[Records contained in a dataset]
☆ ☆ ☆ ☆ ☆ ☆ ☆

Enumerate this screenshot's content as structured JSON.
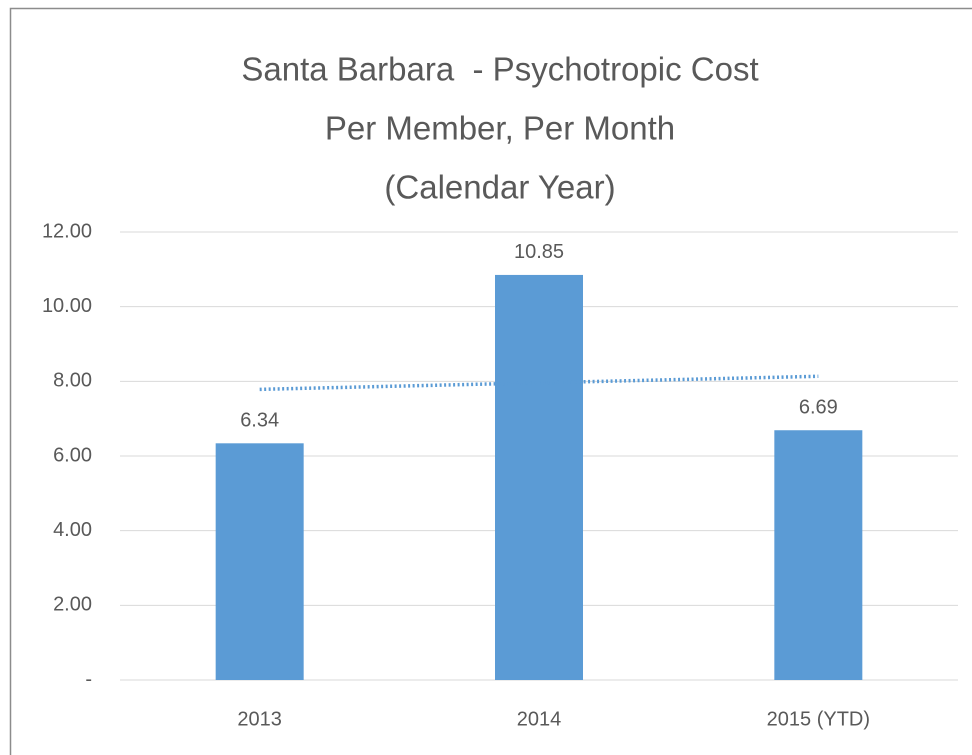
{
  "chart_data": {
    "type": "bar",
    "title": [
      "Santa Barbara  - Psychotropic Cost",
      "Per Member, Per Month",
      "(Calendar Year)"
    ],
    "categories": [
      "2013",
      "2014",
      "2015 (YTD)"
    ],
    "values": [
      6.34,
      10.85,
      6.69
    ],
    "color": "#5b9bd5",
    "trendline": "linear",
    "trendline_color": "#5b9bd5",
    "ylim": [
      0,
      12
    ],
    "yticks": [
      {
        "value": 0,
        "label": "-"
      },
      {
        "value": 2,
        "label": "2.00"
      },
      {
        "value": 4,
        "label": "4.00"
      },
      {
        "value": 6,
        "label": "6.00"
      },
      {
        "value": 8,
        "label": "8.00"
      },
      {
        "value": 10,
        "label": "10.00"
      },
      {
        "value": 12,
        "label": "12.00"
      }
    ],
    "grid": true,
    "data_labels": true
  }
}
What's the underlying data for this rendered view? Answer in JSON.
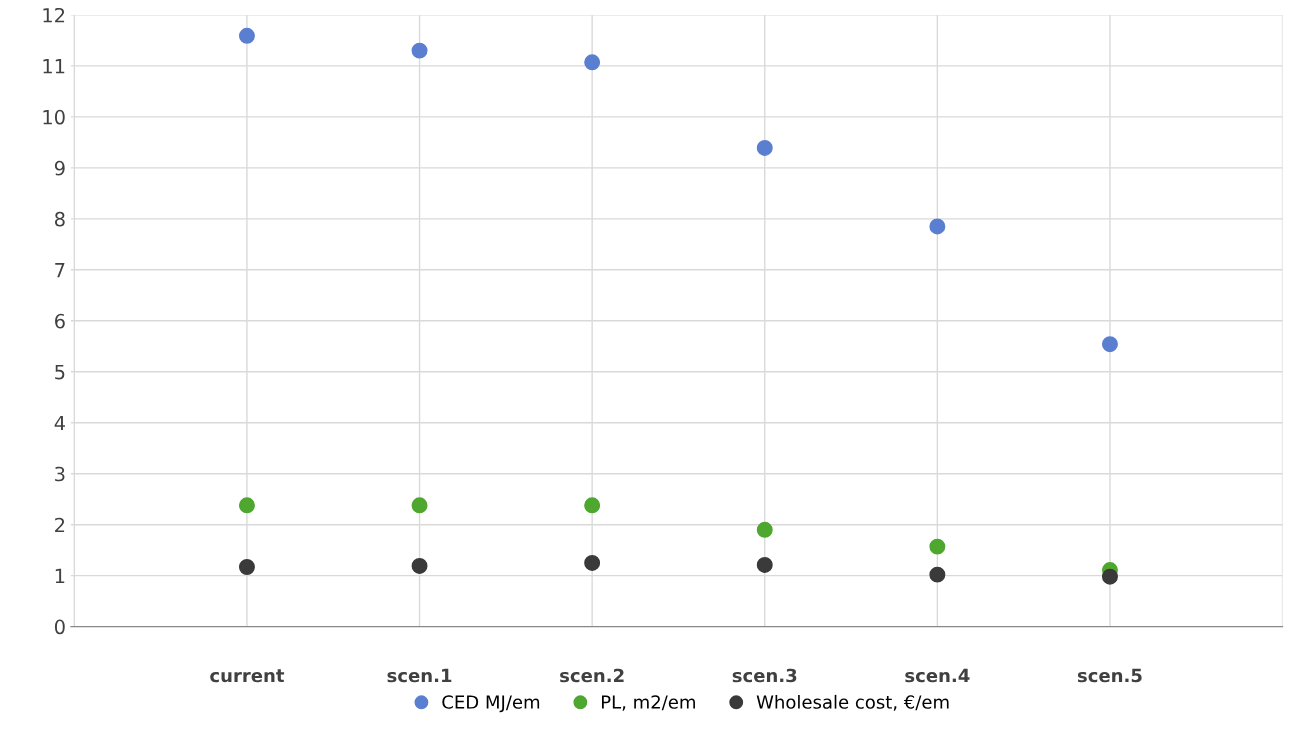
{
  "chart_data": {
    "type": "scatter",
    "categories": [
      null,
      "current",
      "scen.1",
      "scen.2",
      "scen.3",
      "scen.4",
      "scen.5",
      null
    ],
    "series": [
      {
        "name": "CED MJ/em",
        "color": "#5b7fd0",
        "values": [
          null,
          11.59,
          11.3,
          11.07,
          9.39,
          7.85,
          5.54,
          null
        ]
      },
      {
        "name": "PL, m2/em",
        "color": "#4ea72e",
        "values": [
          null,
          2.38,
          2.38,
          2.38,
          1.9,
          1.57,
          1.11,
          null
        ]
      },
      {
        "name": "Wholesale cost, €/em",
        "color": "#3a3a3a",
        "values": [
          null,
          1.17,
          1.19,
          1.25,
          1.21,
          1.02,
          0.98,
          null
        ]
      }
    ],
    "ylim": [
      0,
      12
    ],
    "yticks": [
      0,
      1,
      2,
      3,
      4,
      5,
      6,
      7,
      8,
      9,
      10,
      11,
      12
    ],
    "grid": true,
    "legend": "bottom",
    "marker": "circle"
  }
}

☆ ☆ ☆ ☆ ☆ ☆ ☆

Task details: Pictures are not part of the copy; output everything else in the records exactly.

Solution to this exercise:
Enumerate this screenshot's content as structured JSON.
{
  "chart_data": {
    "type": "bar",
    "title": [
      "Santa Barbara  - Psychotropic Cost",
      "Per Member, Per Month",
      "(Calendar Year)"
    ],
    "categories": [
      "2013",
      "2014",
      "2015 (YTD)"
    ],
    "values": [
      6.34,
      10.85,
      6.69
    ],
    "color": "#5b9bd5",
    "trendline": "linear",
    "trendline_color": "#5b9bd5",
    "ylim": [
      0,
      12
    ],
    "yticks": [
      {
        "value": 0,
        "label": "-"
      },
      {
        "value": 2,
        "label": "2.00"
      },
      {
        "value": 4,
        "label": "4.00"
      },
      {
        "value": 6,
        "label": "6.00"
      },
      {
        "value": 8,
        "label": "8.00"
      },
      {
        "value": 10,
        "label": "10.00"
      },
      {
        "value": 12,
        "label": "12.00"
      }
    ],
    "grid": true,
    "data_labels": true
  }
}
What's the underlying data for this rendered view? Answer in JSON.
{
  "chart_data": {
    "type": "scatter",
    "categories": [
      null,
      "current",
      "scen.1",
      "scen.2",
      "scen.3",
      "scen.4",
      "scen.5",
      null
    ],
    "series": [
      {
        "name": "CED MJ/em",
        "color": "#5b7fd0",
        "values": [
          null,
          11.59,
          11.3,
          11.07,
          9.39,
          7.85,
          5.54,
          null
        ]
      },
      {
        "name": "PL, m2/em",
        "color": "#4ea72e",
        "values": [
          null,
          2.38,
          2.38,
          2.38,
          1.9,
          1.57,
          1.11,
          null
        ]
      },
      {
        "name": "Wholesale cost, €/em",
        "color": "#3a3a3a",
        "values": [
          null,
          1.17,
          1.19,
          1.25,
          1.21,
          1.02,
          0.98,
          null
        ]
      }
    ],
    "ylim": [
      0,
      12
    ],
    "yticks": [
      0,
      1,
      2,
      3,
      4,
      5,
      6,
      7,
      8,
      9,
      10,
      11,
      12
    ],
    "grid": true,
    "legend": "bottom",
    "marker": "circle"
  }
}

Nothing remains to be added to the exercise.